• Brief
Each entry here needs to be set down again exactly, please; pictures are left out.

• Dataset entries on figures
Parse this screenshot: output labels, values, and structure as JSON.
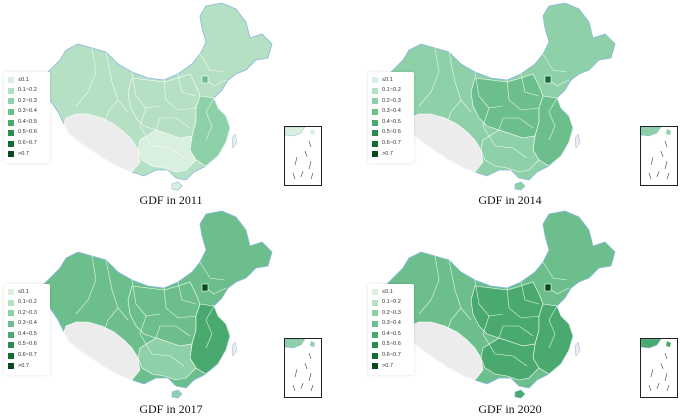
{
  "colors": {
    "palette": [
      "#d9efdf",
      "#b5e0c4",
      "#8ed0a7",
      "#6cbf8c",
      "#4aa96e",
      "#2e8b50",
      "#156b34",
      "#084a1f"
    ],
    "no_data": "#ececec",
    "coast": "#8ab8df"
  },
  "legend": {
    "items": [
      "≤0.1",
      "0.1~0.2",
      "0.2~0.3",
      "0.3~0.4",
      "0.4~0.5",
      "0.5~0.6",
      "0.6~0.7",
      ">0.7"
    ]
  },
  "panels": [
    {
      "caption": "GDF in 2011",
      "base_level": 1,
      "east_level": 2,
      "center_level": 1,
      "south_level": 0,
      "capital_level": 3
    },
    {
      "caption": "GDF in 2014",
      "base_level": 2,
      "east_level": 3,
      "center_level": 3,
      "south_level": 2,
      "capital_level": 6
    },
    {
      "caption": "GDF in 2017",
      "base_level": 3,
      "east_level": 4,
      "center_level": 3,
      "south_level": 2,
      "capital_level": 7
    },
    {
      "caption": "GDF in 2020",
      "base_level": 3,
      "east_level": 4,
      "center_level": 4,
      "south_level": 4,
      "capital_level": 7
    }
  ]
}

• Task response
Parse this screenshot: output labels, values, and structure as JSON.
{
  "colors": {
    "palette": [
      "#d9efdf",
      "#b5e0c4",
      "#8ed0a7",
      "#6cbf8c",
      "#4aa96e",
      "#2e8b50",
      "#156b34",
      "#084a1f"
    ],
    "no_data": "#ececec",
    "coast": "#8ab8df"
  },
  "legend": {
    "items": [
      "≤0.1",
      "0.1~0.2",
      "0.2~0.3",
      "0.3~0.4",
      "0.4~0.5",
      "0.5~0.6",
      "0.6~0.7",
      ">0.7"
    ]
  },
  "panels": [
    {
      "caption": "GDF in 2011",
      "base_level": 1,
      "east_level": 2,
      "center_level": 1,
      "south_level": 0,
      "capital_level": 3
    },
    {
      "caption": "GDF in 2014",
      "base_level": 2,
      "east_level": 3,
      "center_level": 3,
      "south_level": 2,
      "capital_level": 6
    },
    {
      "caption": "GDF in 2017",
      "base_level": 3,
      "east_level": 4,
      "center_level": 3,
      "south_level": 2,
      "capital_level": 7
    },
    {
      "caption": "GDF in 2020",
      "base_level": 3,
      "east_level": 4,
      "center_level": 4,
      "south_level": 4,
      "capital_level": 7
    }
  ]
}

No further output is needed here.